Document section:
════
2. Rush Limbaugh's audience has doubled and, in January alone, his program had booked 80% of all 2008 revenue.
3. Circulation for the last issue of conservative magazine National Review came in at a hair over 200,000. The historic baseline is about 150,000.
I Thought An EPD Was Some Kind Of Pregnancy Test. Early Payment Defaults (EPD) include FHA-Backed mortgages that go bad without a single payment. Many borrowers are defaulting as quickly as they take out the loans. In the past year alone, the number of borrowers who failed to make more than a single payment before defaulting on FHA-backed mortgages has nearly tripled, far outpacing the agency's overall growth in new loans. 9,200 of the loans insured by the FHA in the past two years have gone into default after no or only one payment.
Special Announcement: Now that we've learned that Obama's various economic/stimulus/bailout programs are chock full of rewards and relief for the fiscally undeserving, this website will henceforth refer to such programs as "No Deadbeat Left Behind."
Market Report: Stocks have lost $11 trillion in market value since October 2007.
Clarification: A few months ago, I wrote that Obama was Jimmy Carter 2. People thought I was referring to Jimmy Carter The Second. Based on what I've seen in the past few weeks, I must have meant Jimmy Carter Squared.
Batboy Is A Business Genius. Who Knew? Douglas A. McIntyre of 24/7 has written, "In the future, the big daily newspaper and national weekly magazine will not be printed at all. They will exist on the internet, run by much smaller staffs. Hearst, which said it would close its Seattle paper, the Post-Intelligencer, has told some members of its staff that they may be candidates to create an online version of the paper as its print version is shuttered."
════
Entries shown:
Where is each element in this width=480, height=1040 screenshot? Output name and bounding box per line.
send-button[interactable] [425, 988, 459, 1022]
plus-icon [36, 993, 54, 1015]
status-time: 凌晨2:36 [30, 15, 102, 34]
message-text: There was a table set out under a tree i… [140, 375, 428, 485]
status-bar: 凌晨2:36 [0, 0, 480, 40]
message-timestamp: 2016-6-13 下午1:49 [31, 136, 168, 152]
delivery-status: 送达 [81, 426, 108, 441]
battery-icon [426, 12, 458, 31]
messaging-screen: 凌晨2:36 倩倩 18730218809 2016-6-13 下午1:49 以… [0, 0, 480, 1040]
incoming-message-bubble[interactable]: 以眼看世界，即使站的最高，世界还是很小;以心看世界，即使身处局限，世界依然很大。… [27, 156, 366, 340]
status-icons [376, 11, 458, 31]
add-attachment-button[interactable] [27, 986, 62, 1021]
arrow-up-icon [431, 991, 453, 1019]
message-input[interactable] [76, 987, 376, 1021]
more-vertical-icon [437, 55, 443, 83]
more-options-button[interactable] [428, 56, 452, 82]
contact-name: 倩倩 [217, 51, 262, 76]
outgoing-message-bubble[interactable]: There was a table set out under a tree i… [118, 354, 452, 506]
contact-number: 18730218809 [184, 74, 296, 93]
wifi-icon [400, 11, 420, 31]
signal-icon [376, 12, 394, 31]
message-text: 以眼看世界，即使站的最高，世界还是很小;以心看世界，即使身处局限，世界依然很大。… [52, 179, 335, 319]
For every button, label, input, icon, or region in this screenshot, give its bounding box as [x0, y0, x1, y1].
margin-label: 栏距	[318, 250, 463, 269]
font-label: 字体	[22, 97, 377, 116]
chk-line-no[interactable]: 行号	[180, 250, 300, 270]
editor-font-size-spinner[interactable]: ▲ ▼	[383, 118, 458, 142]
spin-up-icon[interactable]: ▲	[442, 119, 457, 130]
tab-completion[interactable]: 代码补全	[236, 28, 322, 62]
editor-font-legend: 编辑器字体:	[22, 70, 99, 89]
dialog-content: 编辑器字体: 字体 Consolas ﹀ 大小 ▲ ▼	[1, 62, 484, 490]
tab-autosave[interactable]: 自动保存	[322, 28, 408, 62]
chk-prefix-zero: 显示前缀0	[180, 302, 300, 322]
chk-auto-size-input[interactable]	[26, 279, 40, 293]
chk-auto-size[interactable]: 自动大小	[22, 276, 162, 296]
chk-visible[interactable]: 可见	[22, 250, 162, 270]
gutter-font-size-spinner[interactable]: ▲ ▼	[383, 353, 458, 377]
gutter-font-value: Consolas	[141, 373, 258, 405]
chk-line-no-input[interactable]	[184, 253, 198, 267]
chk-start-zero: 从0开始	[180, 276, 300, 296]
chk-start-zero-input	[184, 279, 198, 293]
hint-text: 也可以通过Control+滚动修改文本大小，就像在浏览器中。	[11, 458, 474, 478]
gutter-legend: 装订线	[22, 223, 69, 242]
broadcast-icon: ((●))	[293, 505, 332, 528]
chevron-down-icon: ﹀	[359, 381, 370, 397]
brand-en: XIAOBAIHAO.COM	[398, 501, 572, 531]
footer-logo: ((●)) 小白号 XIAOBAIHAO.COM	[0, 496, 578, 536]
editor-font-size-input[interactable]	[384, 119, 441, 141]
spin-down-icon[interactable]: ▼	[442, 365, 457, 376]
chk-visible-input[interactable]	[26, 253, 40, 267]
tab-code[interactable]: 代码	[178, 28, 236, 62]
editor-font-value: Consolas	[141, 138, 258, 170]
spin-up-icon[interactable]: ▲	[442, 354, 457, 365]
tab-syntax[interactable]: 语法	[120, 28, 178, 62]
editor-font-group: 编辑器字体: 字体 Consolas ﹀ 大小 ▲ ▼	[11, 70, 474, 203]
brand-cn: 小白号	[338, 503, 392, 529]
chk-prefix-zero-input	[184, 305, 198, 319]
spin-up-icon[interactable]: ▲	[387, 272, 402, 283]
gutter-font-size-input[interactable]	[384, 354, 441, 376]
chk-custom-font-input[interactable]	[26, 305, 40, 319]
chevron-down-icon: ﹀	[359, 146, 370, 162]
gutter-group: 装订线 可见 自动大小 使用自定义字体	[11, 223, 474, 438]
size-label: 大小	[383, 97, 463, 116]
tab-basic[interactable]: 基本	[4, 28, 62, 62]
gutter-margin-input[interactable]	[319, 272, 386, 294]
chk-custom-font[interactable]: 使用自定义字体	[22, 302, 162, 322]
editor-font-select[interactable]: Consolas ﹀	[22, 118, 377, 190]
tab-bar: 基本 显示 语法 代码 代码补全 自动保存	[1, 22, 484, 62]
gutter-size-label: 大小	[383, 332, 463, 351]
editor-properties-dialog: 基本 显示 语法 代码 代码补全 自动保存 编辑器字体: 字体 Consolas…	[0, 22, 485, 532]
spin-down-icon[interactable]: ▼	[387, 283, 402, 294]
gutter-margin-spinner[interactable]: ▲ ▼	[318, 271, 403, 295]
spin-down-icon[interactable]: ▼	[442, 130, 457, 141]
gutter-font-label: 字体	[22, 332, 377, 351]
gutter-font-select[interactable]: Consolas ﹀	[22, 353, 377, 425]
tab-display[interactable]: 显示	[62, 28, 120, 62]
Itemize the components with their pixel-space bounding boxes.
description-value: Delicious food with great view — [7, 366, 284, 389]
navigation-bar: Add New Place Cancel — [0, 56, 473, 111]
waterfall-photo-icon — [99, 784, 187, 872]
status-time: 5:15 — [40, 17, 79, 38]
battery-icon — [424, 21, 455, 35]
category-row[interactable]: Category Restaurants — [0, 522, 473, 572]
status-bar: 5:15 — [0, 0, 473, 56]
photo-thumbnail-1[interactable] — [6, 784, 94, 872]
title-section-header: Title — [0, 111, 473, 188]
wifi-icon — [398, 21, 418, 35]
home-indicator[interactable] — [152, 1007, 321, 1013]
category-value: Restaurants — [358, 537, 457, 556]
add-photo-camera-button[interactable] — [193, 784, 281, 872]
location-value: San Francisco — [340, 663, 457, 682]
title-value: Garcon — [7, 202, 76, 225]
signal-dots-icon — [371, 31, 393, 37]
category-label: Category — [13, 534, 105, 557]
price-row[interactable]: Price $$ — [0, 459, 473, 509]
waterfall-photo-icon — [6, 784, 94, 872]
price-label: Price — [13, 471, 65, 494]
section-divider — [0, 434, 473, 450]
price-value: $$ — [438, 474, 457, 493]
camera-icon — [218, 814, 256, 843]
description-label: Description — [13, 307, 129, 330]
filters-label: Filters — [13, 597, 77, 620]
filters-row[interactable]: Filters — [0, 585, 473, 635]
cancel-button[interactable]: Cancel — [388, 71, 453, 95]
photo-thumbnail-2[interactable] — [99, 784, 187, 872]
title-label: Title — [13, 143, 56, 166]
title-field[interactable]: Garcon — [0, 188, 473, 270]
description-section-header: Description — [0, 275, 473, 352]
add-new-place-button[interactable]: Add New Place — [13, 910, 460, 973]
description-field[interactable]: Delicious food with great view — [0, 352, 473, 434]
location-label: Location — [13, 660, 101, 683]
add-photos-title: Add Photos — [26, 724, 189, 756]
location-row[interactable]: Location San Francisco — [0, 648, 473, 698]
════
Short problem: Extend the roundup of political and media items from the point where it stops, picking up after its last item.

Output below:
The Weekly World News ceased its print publication in 2007 and is available exclusively online. And is apparently doing ... (more >>>)
Swingin' At The Big House: Argus Hamilton has noted, "President Obama put a swing set on the south grounds of the White House for his kids last week. The last time there was a swing set at the White House, Monica Lewinsky pulled the plaster out of the Oval Office ceiling."
Quote Of The Day is from Margaret Thatcher: "The problem with socialism is that you eventually run out of other people's money."
Monday March 9, 2009
Tin Dream: Hemmings Auto Blog has reported that the founder of K-B Toys, Donald Kaufman, is selling his toy collection. He began collecting in 1950.
One item that caught my eye was a 16.5-inch long 'Dream Car' from 1950. I remember seeing this in stores during the period, selling new for less than two bucks. That was back in the days when the artwork on the box was spectacular and the product inside was ... ummmm ... less so. The lithographed tin Japanese-made car is expected to bring $3,000-3,500 at auction. (permalink)
Blind People To Run Movie Studio: Headline reads 'Obama Car Czars To Visit Detroit To Learn About Industry'.
Runnin' On Empty: A share of General Motors stock is now priced too low to buy a gallon of gasoline. Friday's closing price was $1.45/share; a gallon of regular around here averages $2.16 or so.
It's Ugly Out There: Here's a stunning statement from the Bureau of Labor Statistics: "In February, the number of persons who worked part time for economic reasons (sometimes referred to as involuntary part-time workers) rose by 787,000, reaching 8.6 million. The number of such workers rose by 3.7 million over the past 12 months. This category includes persons who would like to work full time but were working part time because their hours had been cut back or because they were unable to find full-time jobs."
In related news, unemployment has now risen to 8.1%, the highest since December, 1983.
Visualize The Deficit: How big is a trillion dollars? It's ten billion $100 dollar bills, corresponding to a stack of bills 740 miles high. If the bills were $1 bills, they'd form a stack 74,000 miles high.
In Praise Of Rush: I don't regularly listen to Mr. Limbaugh's show. Talk radio raises my blood pressure and, after three hours, it all runs together like leftover stew that's been pureed and reheated excessively. When I'm driving, I prefer to listen to music.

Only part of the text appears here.